-------- Records for the task --------

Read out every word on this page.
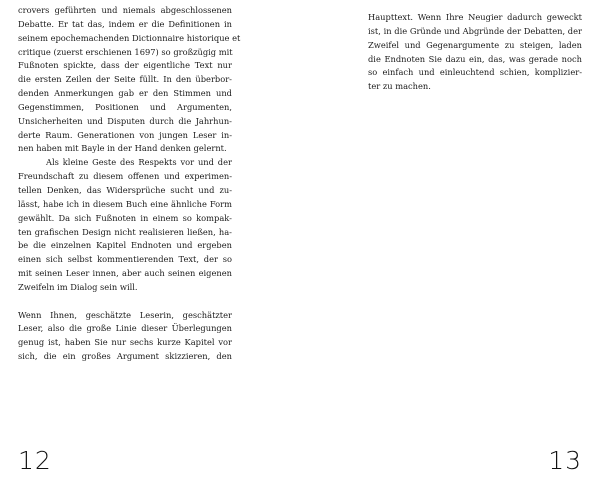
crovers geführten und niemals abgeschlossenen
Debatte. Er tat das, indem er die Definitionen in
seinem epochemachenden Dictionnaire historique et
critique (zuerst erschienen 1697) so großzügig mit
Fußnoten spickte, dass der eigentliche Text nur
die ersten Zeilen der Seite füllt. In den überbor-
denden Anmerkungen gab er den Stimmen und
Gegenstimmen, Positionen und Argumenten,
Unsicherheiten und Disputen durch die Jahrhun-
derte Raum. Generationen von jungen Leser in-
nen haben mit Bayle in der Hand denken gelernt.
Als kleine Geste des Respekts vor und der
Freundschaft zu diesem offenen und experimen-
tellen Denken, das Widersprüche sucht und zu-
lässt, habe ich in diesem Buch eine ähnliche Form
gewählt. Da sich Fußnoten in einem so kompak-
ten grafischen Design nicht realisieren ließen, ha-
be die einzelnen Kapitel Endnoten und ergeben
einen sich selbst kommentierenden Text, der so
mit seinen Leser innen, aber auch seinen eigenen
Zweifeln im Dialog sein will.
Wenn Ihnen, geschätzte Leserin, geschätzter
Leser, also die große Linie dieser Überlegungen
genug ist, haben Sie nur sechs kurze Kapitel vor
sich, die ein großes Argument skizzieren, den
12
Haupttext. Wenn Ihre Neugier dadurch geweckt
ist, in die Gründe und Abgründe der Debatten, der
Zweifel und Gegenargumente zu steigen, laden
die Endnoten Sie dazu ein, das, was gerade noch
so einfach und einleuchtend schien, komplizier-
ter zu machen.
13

--------
-------- Records for the task --------

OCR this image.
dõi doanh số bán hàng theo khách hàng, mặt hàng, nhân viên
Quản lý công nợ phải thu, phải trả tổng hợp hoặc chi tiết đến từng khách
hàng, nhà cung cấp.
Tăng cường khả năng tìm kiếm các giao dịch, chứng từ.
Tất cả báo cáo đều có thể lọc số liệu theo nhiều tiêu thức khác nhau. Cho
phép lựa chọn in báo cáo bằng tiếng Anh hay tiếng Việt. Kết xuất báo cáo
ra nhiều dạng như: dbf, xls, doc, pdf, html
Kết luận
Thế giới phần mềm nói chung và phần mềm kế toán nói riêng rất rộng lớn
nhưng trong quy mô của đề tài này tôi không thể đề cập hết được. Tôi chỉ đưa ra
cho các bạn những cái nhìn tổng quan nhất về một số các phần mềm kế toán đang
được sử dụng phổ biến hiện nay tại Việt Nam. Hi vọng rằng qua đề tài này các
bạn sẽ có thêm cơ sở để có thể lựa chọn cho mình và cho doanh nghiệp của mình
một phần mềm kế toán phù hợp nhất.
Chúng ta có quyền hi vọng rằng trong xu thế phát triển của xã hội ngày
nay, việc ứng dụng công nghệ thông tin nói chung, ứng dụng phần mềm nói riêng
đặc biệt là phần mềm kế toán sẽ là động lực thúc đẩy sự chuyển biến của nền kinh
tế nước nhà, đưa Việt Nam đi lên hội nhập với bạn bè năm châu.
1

--------

Description of the task - Filter the records above for "Wenn" and copy every matching line.

The completed task -
Wenn Ihnen, geschätzte Leserin, geschätzter
Haupttext. Wenn Ihre Neugier dadurch geweckt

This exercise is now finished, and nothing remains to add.